DIRECTION: Can you transcribe every line exactly and leave the pictures behind?

— BEGIN DATA TO USE —

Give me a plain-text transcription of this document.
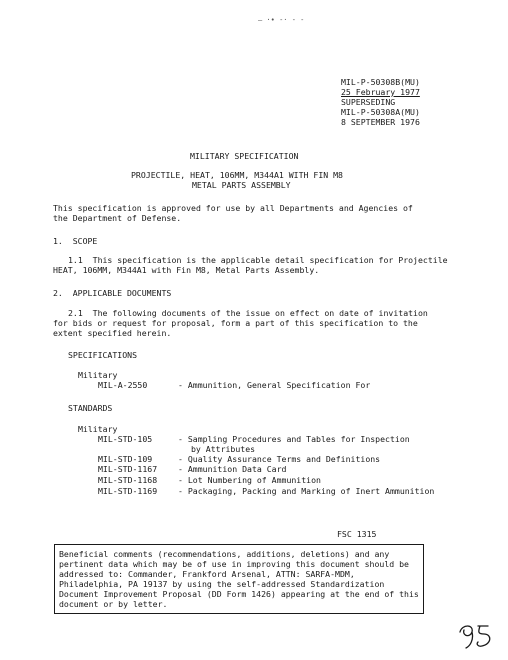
— ·• -· - -
MIL-P-50308B(MU)
25 February 1977
SUPERSEDING
MIL-P-50308A(MU)
8 SEPTEMBER 1976
MILITARY SPECIFICATION
PROJECTILE, HEAT, 106MM, M344A1 WITH FIN M8
METAL PARTS ASSEMBLY
This specification is approved for use by all Departments and Agencies of
the Department of Defense.
1.  SCOPE
1.1  This specification is the applicable detail specification for Projectile
HEAT, 106MM, M344A1 with Fin M8, Metal Parts Assembly.
2.  APPLICABLE DOCUMENTS
2.1  The following documents of the issue on effect on date of invitation
for bids or request for proposal, form a part of this specification to the
extent specified herein.
SPECIFICATIONS
Military
MIL-A-2550	- Ammunition, General Specification For
STANDARDS
Military
MIL-STD-105	- Sampling Procedures and Tables for Inspection
by Attributes
MIL-STD-109	- Quality Assurance Terms and Definitions
MIL-STD-1167	- Ammunition Data Card
MIL-STD-1168	- Lot Numbering of Ammunition
MIL-STD-1169	- Packaging, Packing and Marking of Inert Ammunition
FSC 1315
Beneficial comments (recommendations, additions, deletions) and any pertinent data which may be of use in improving this document should be addressed to: Commander, Frankford Arsenal, ATTN: SARFA-MDM, Philadelphia, PA 19137 by using the self-addressed Standardization Document Improvement Proposal (DD Form 1426) appearing at the end of this document or by letter.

— END DATA TO USE —

TASK RESULT:
Give me a plain-text transcription of this document.
— ·• -· - -
MIL-P-50308B(MU)
25 February 1977
SUPERSEDING
MIL-P-50308A(MU)
8 SEPTEMBER 1976
MILITARY SPECIFICATION
PROJECTILE, HEAT, 106MM, M344A1 WITH FIN M8
METAL PARTS ASSEMBLY
This specification is approved for use by all Departments and Agencies of
the Department of Defense.
1.  SCOPE
1.1  This specification is the applicable detail specification for Projectile
HEAT, 106MM, M344A1 with Fin M8, Metal Parts Assembly.
2.  APPLICABLE DOCUMENTS
2.1  The following documents of the issue on effect on date of invitation
for bids or request for proposal, form a part of this specification to the
extent specified herein.
SPECIFICATIONS
Military
MIL-A-2550	- Ammunition, General Specification For
STANDARDS
Military
MIL-STD-105	- Sampling Procedures and Tables for Inspection
by Attributes
MIL-STD-109	- Quality Assurance Terms and Definitions
MIL-STD-1167	- Ammunition Data Card
MIL-STD-1168	- Lot Numbering of Ammunition
MIL-STD-1169	- Packaging, Packing and Marking of Inert Ammunition
FSC 1315
Beneficial comments (recommendations, additions, deletions) and any pertinent data which may be of use in improving this document should be addressed to: Commander, Frankford Arsenal, ATTN: SARFA-MDM, Philadelphia, PA 19137 by using the self-addressed Standardization Document Improvement Proposal (DD Form 1426) appearing at the end of this document or by letter.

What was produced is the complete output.